- _WHAT TO PRODUCE_
Your task is to gather the lines below that hold the string "pages".

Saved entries
## Begin

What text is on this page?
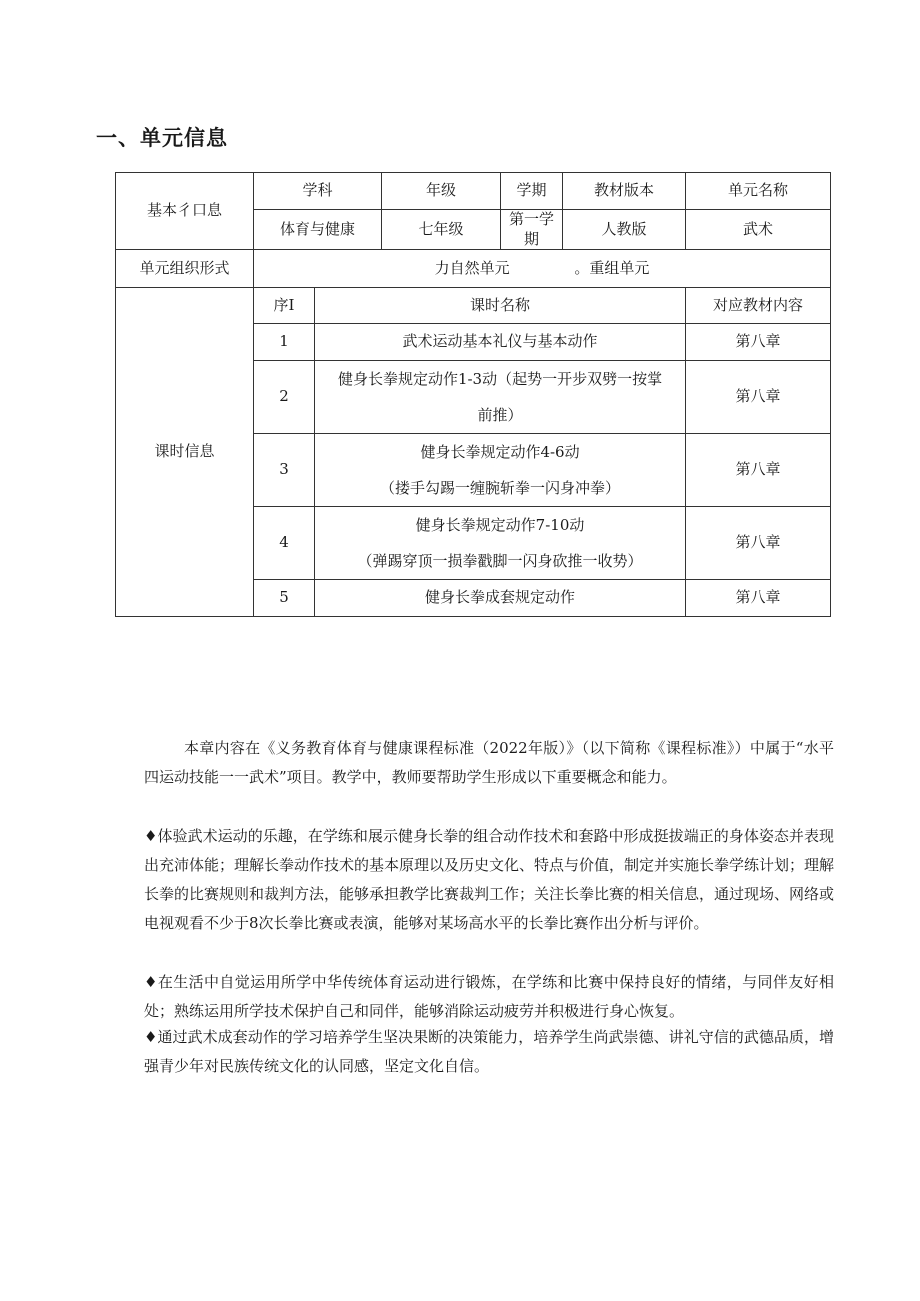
一、单元信息
基本彳口息	学科		年级	学期	教材版本	单元名称
	体育与健康		七年级	第一学期	人教版	武术
单元组织形式	力自然单元 。重组单元					
课时信息	序I	课时名称				对应教材内容
	1	武术运动基本礼仪与基本动作				第八章
	2	健身长拳规定动作1-3动（起势一开步双劈一按掌
前推）				第八章
	3	健身长拳规定动作4-6动
（搂手勾踢一缠腕斩拳一闪身冲拳）				第八章
	4	健身长拳规定动作7-10动
（弹踢穿顶一损拳戳脚一闪身砍推一收势）				第八章
	5	健身长拳成套规定动作				第八章

本章内容在《义务教育体育与健康课程标准（2022年版）》（以下简称《课程标准》）中属于“水平四运动技能一一武术”项目。教学中，教师要帮助学生形成以下重要概念和能力。

♦体验武术运动的乐趣，在学练和展示健身长拳的组合动作技术和套路中形成挺拔端正的身体姿态并表现出充沛体能；理解长拳动作技术的基本原理以及历史文化、特点与价值，制定并实施长拳学练计划；理解长拳的比赛规则和裁判方法，能够承担教学比赛裁判工作；关注长拳比赛的相关信息，通过现场、网络或电视观看不少于8次长拳比赛或表演，能够对某场高水平的长拳比赛作出分析与评价。

♦在生活中自觉运用所学中华传统体育运动进行锻炼，在学练和比赛中保持良好的情绪，与同伴友好相处；熟练运用所学技术保护自己和同伴，能够消除运动疲劳并积极进行身心恢复。

♦通过武术成套动作的学习培养学生坚决果断的决策能力，培养学生尚武崇德、讲礼守信的武德品质，增强青少年对民族传统文化的认同感，坚定文化自信。
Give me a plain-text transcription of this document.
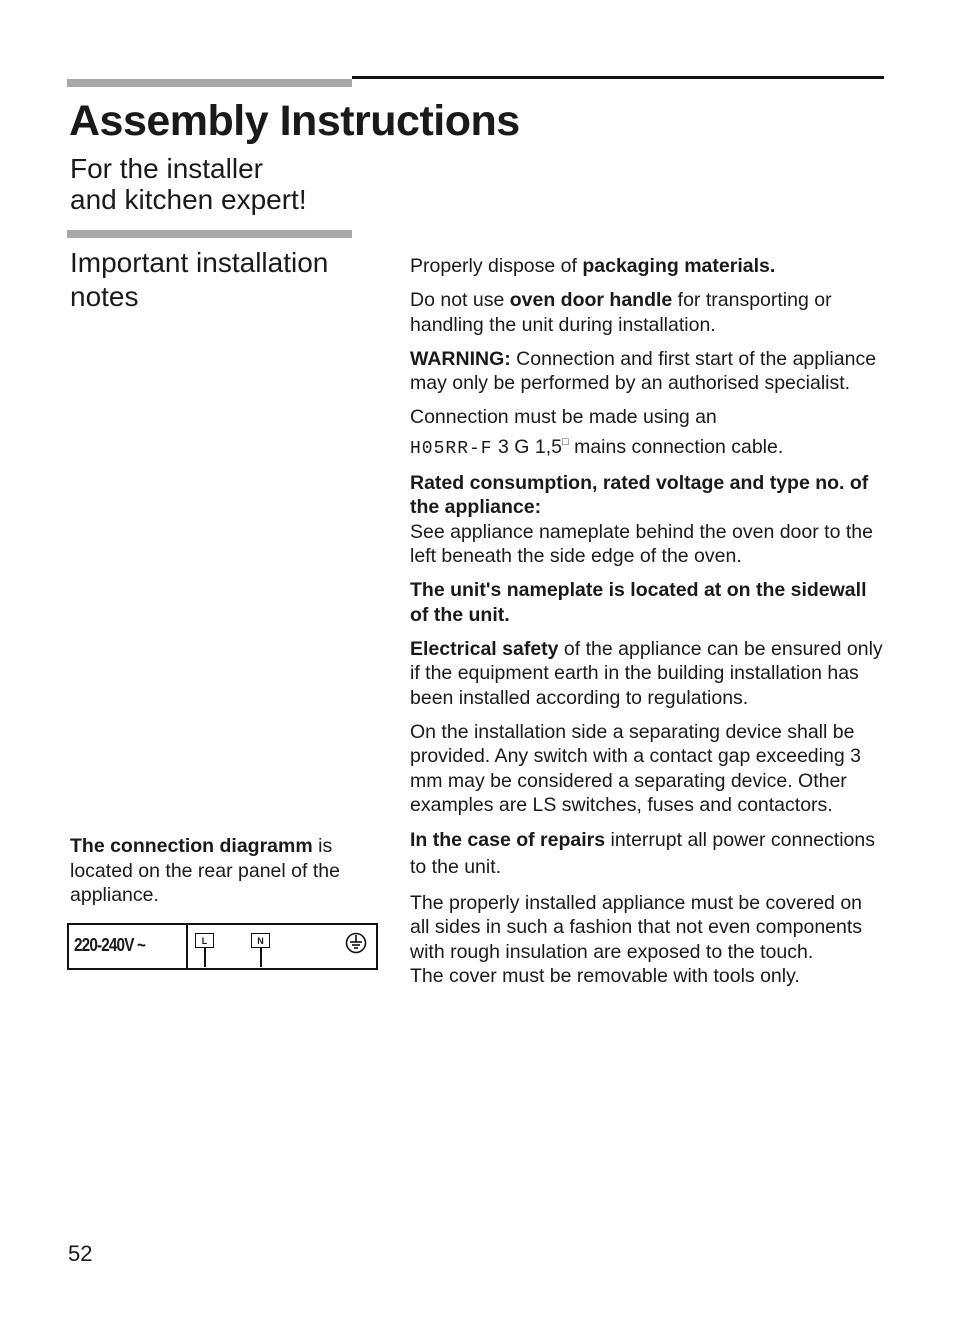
Assembly Instructions
For the installer
and kitchen expert!
Important installation
notes

Properly dispose of packaging materials.

Do not use oven door handle for transporting or handling the unit during installation.

WARNING: Connection and first start of the appliance may only be performed by an authorised specialist.

Connection must be made using an
H05RR-F 3 G 1,5□ mains connection cable.

Rated consumption, rated voltage and type no. of the appliance:
See appliance nameplate behind the oven door to the left beneath the side edge of the oven.

The unit's nameplate is located at on the sidewall of the unit.

Electrical safety of the appliance can be ensured only if the equipment earth in the building installation has been installed according to regulations.

On the installation side a separating device shall be provided. Any switch with a contact gap exceeding 3 mm may be considered a separating device. Other examples are LS switches, fuses and contactors.

In the case of repairs interrupt all power connections to the unit.

The properly installed appliance must be covered on all sides in such a fashion that not even components with rough insulation are exposed to the touch.
The cover must be removable with tools only.

The connection diagramm is located on the rear panel of the appliance.

220-240V ~	L	N
52
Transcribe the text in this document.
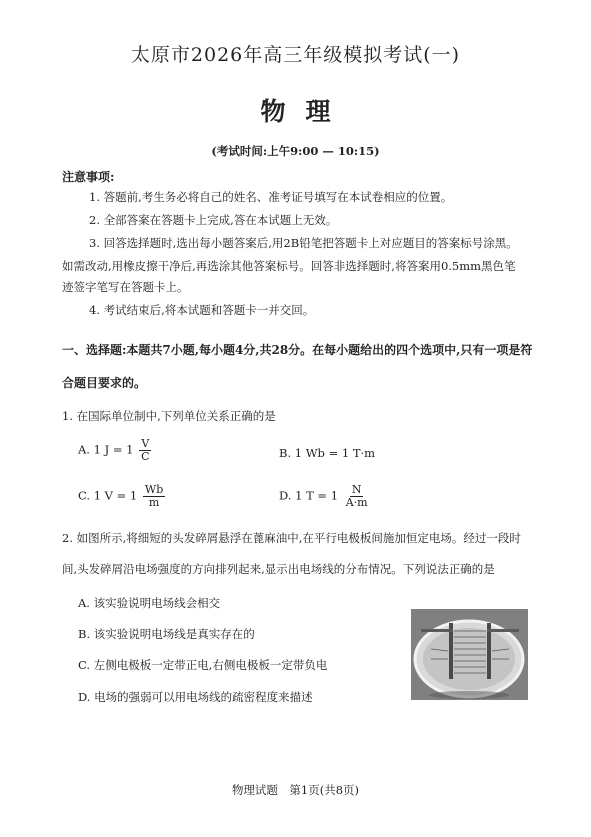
太原市2026年高三年级模拟考试(一)
物理
(考试时间:上午9:00 — 10:15)
注意事项:
1. 答题前,考生务必将自己的姓名、准考证号填写在本试卷相应的位置。
2. 全部答案在答题卡上完成,答在本试题上无效。
3. 回答选择题时,选出每小题答案后,用2B铅笔把答题卡上对应题目的答案标号涂黑。
如需改动,用橡皮擦干净后,再选涂其他答案标号。回答非选择题时,将答案用0.5mm黑色笔
迹签字笔写在答题卡上。
4. 考试结束后,将本试题和答题卡一并交回。
一、选择题:本题共7小题,每小题4分,共28分。在每小题给出的四个选项中,只有一项是符
合题目要求的。
1. 在国际单位制中,下列单位关系正确的是
A. 1 $J = 1 \frac{V}{C}$	B. 1 Wb = 1 T·m
C. 1 $V = 1 \frac{Wb}{m}$	D. 1 $T = 1 \frac{N}{A\cdot m}$
2. 如图所示,将细短的头发碎屑悬浮在蓖麻油中,在平行电极板间施加恒定电场。经过一段时
间,头发碎屑沿电场强度的方向排列起来,显示出电场线的分布情况。下列说法正确的是
A. 该实验说明电场线会相交
B. 该实验说明电场线是真实存在的
C. 左侧电极板一定带正电,右侧电极板一定带负电
D. 电场的强弱可以用电场线的疏密程度来描述
物理试题　第1页(共8页)
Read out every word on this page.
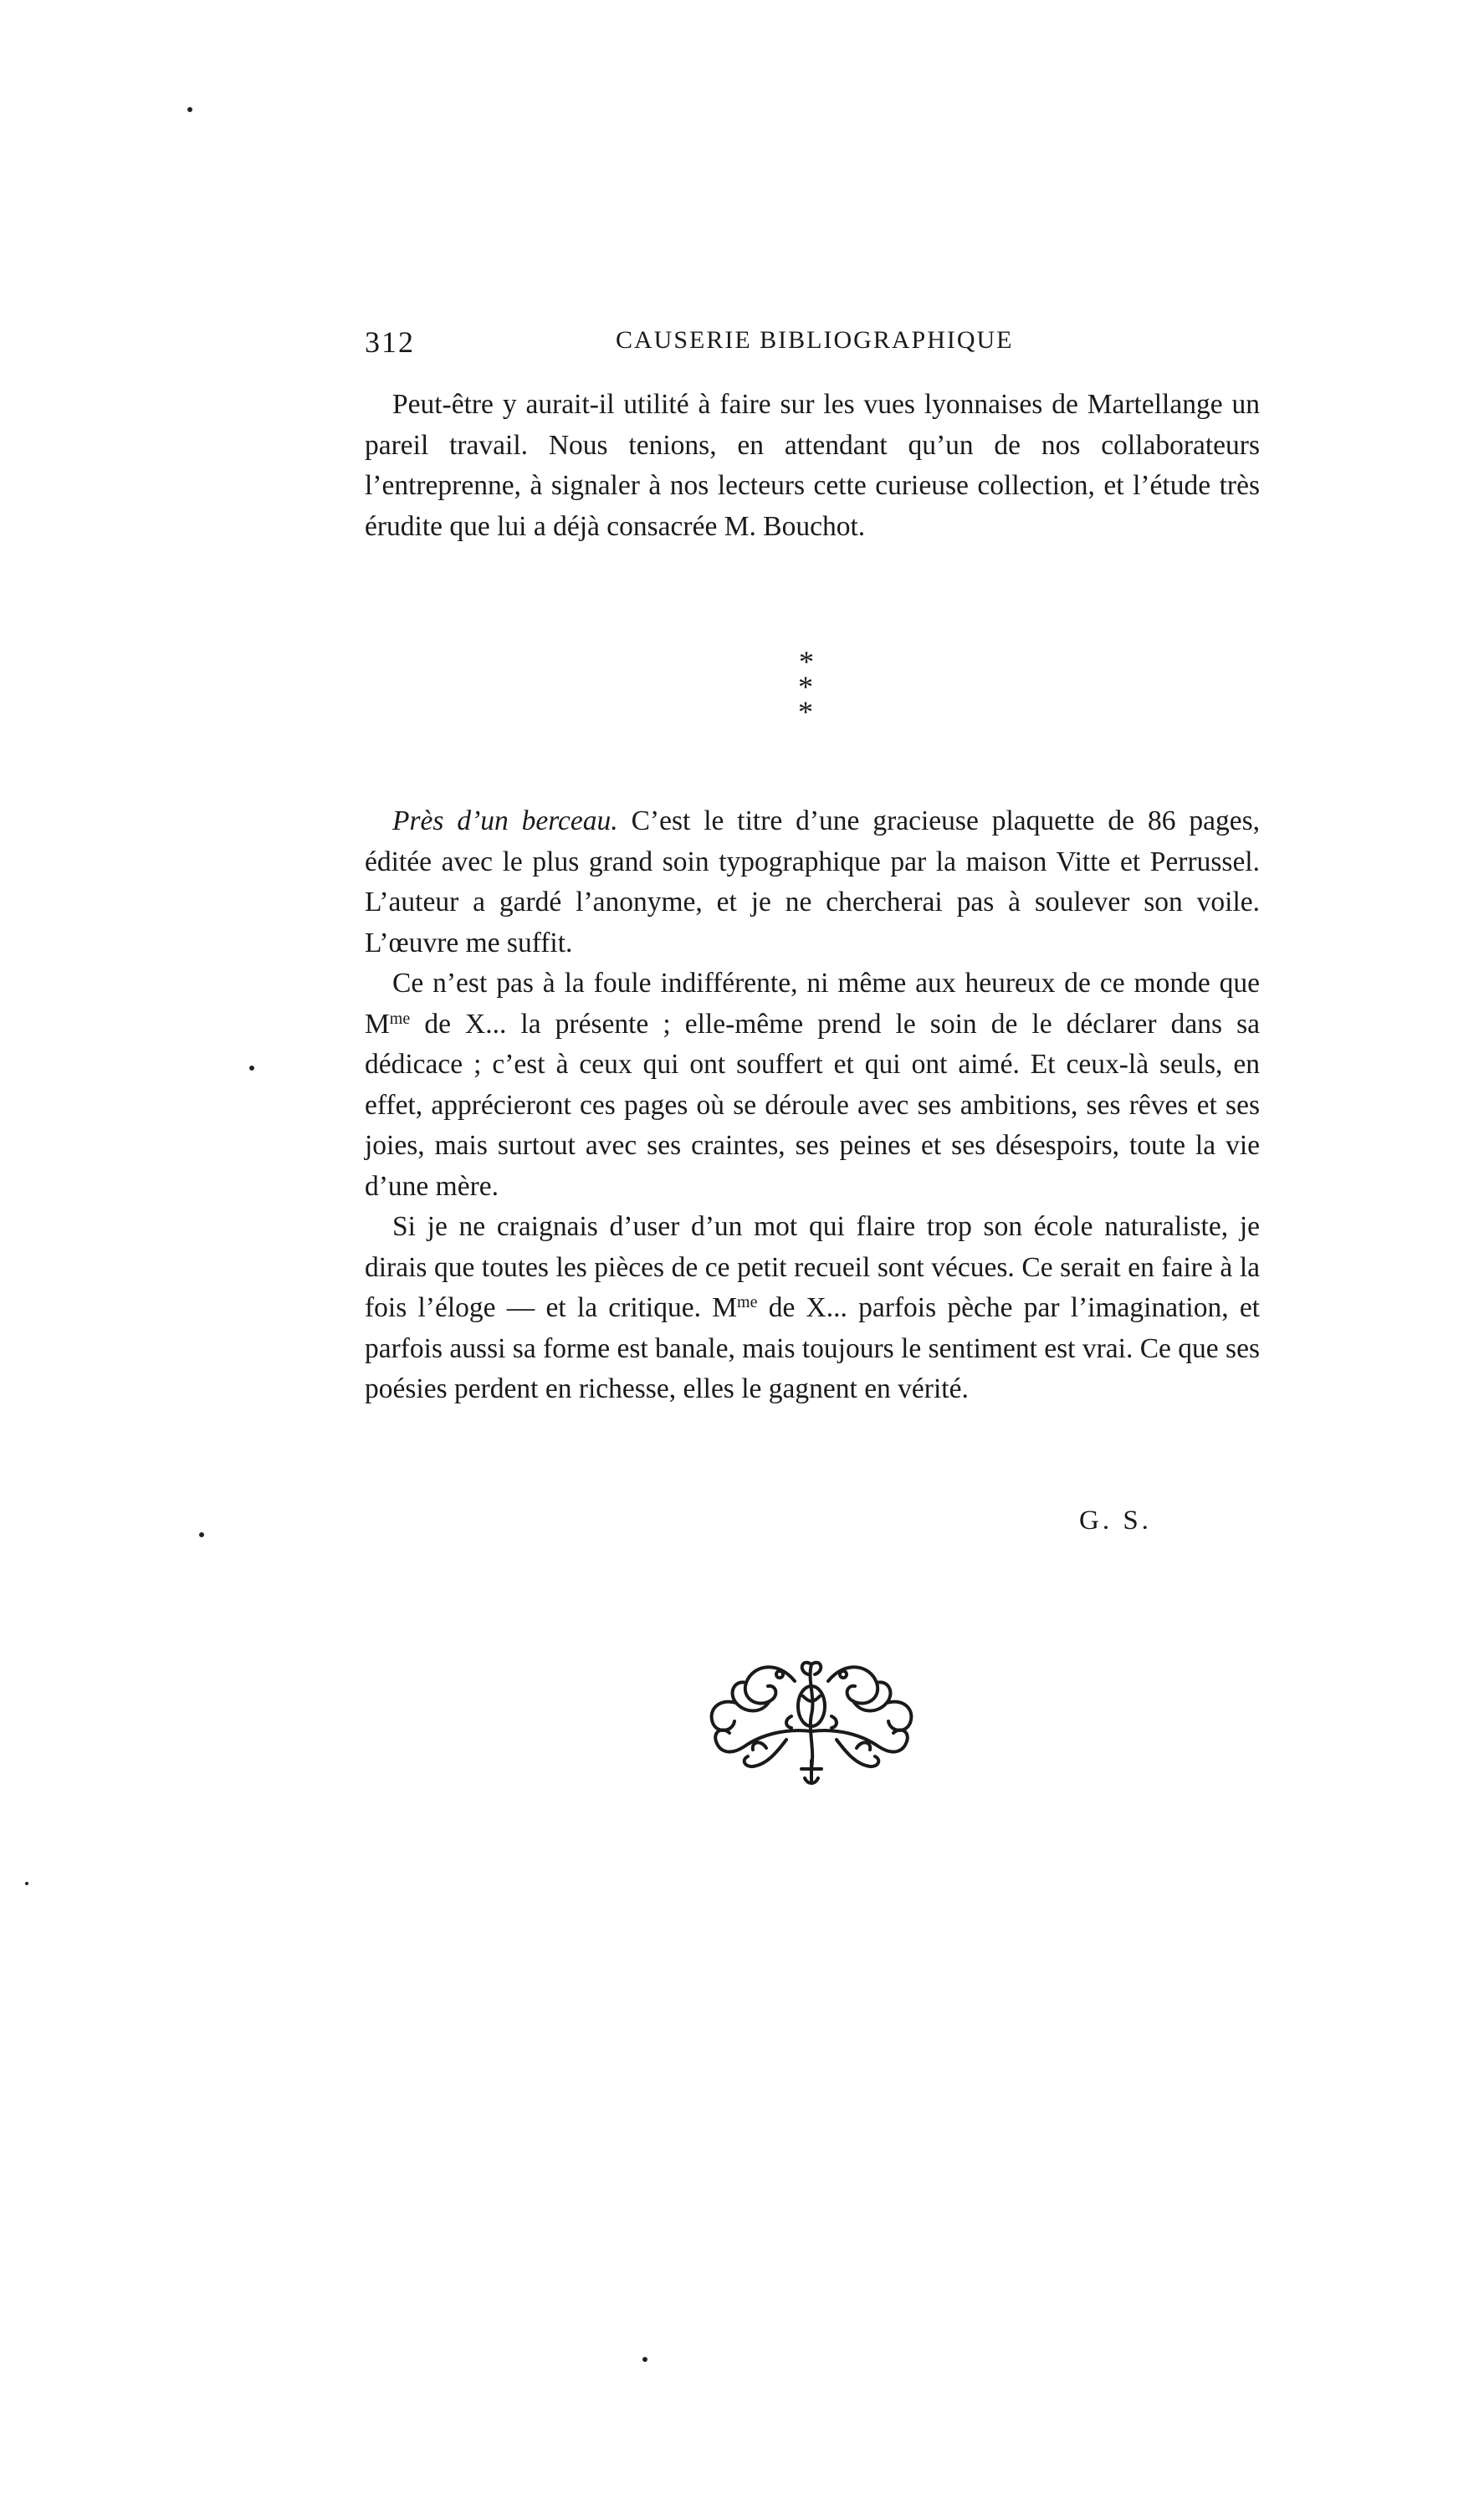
312	CAUSERIE BIBLIOGRAPHIQUE

Peut-être y aurait-il utilité à faire sur les vues lyonnaises de Martellange un pareil travail. Nous tenions, en attendant qu’un de nos collaborateurs l’entreprenne, à signaler à nos lecteurs cette curieuse collection, et l’étude très érudite que lui a déjà consacrée M. Bouchot.

*
* *

Près d’un berceau. C’est le titre d’une gracieuse plaquette de 86 pages, éditée avec le plus grand soin typographique par la maison Vitte et Perrussel. L’auteur a gardé l’anonyme, et je ne chercherai pas à soulever son voile. L’œuvre me suffit.

Ce n’est pas à la foule indifférente, ni même aux heureux de ce monde que $M^{me}$ de X... la présente ; elle-même prend le soin de le déclarer dans sa dédicace ; c’est à ceux qui ont souffert et qui ont aimé. Et ceux-là seuls, en effet, apprécieront ces pages où se déroule avec ses ambitions, ses rêves et ses joies, mais surtout avec ses craintes, ses peines et ses désespoirs, toute la vie d’une mère.

Si je ne craignais d’user d’un mot qui flaire trop son école naturaliste, je dirais que toutes les pièces de ce petit recueil sont vécues. Ce serait en faire à la fois l’éloge — et la critique. $M^{me}$ de X... parfois pèche par l’imagination, et parfois aussi sa forme est banale, mais toujours le sentiment est vrai. Ce que ses poésies perdent en richesse, elles le gagnent en vérité.

G. S.
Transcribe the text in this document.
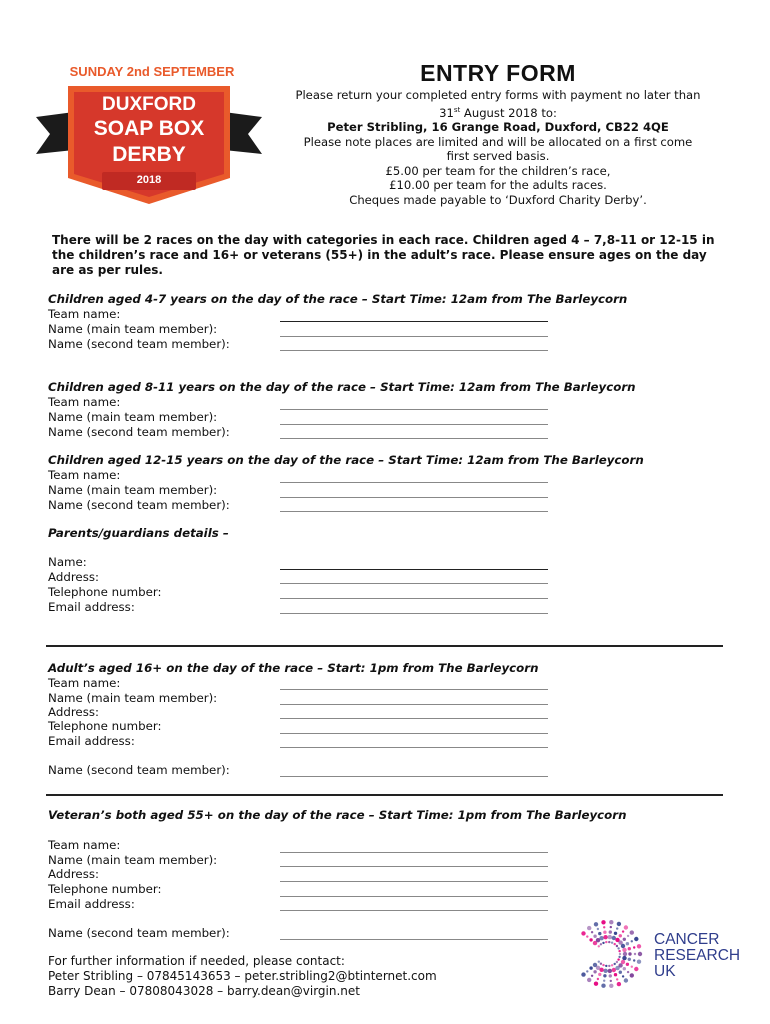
SUNDAY 2nd SEPTEMBER
DUXFORD
SOAP BOX
DERBY
2018
ENTRY FORM
Please return your completed entry forms with payment no later than
31st August 2018 to:
Peter Stribling, 16 Grange Road, Duxford, CB22 4QE
Please note places are limited and will be allocated on a first come
first served basis.
£5.00 per team for the children’s race,
£10.00 per team for the adults races.
Cheques made payable to ‘Duxford Charity Derby’.
There will be 2 races on the day with categories in each race. Children aged 4 – 7,8-11 or 12-15 in the children’s race and 16+ or veterans (55+) in the adult’s race. Please ensure ages on the day are as per rules.
Children aged 4-7 years on the day of the race – Start Time: 12am from The Barleycorn
Team name:
Name (main team member):
Name (second team member):
Children aged 8-11 years on the day of the race – Start Time: 12am from The Barleycorn
Team name:
Name (main team member):
Name (second team member):
Children aged 12-15 years on the day of the race – Start Time: 12am from The Barleycorn
Team name:
Name (main team member):
Name (second team member):
Parents/guardians details –
Name:
Address:
Telephone number:
Email address:
Adult’s aged 16+ on the day of the race – Start: 1pm from The Barleycorn
Team name:
Name (main team member):
Address:
Telephone number:
Email address:
Name (second team member):
Veteran’s both aged 55+ on the day of the race – Start Time: 1pm from The Barleycorn
Team name:
Name (main team member):
Address:
Telephone number:
Email address:
Name (second team member):
For further information if needed, please contact:
Peter Stribling – 07845143653 – peter.stribling2@btinternet.com
Barry Dean – 07808043028 – barry.dean@virgin.net
CANCER
RESEARCH
UK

## End

- _THE SOLUTION_
Près d’un berceau. C’est le titre d’une gracieuse plaquette de 86 pages, éditée avec le plus grand soin typographique par la maison Vitte et Perrussel. L’auteur a gardé l’anonyme, et je ne chercherai pas à soulever son voile. L’œuvre me suffit.
Ce n’est pas à la foule indifférente, ni même aux heureux de ce monde que $M^{me}$ de X... la présente ; elle-même prend le soin de le déclarer dans sa dédicace ; c’est à ceux qui ont souffert et qui ont aimé. Et ceux-là seuls, en effet, apprécieront ces pages où se déroule avec ses ambitions, ses rêves et ses joies, mais surtout avec ses craintes, ses peines et ses désespoirs, toute la vie d’une mère.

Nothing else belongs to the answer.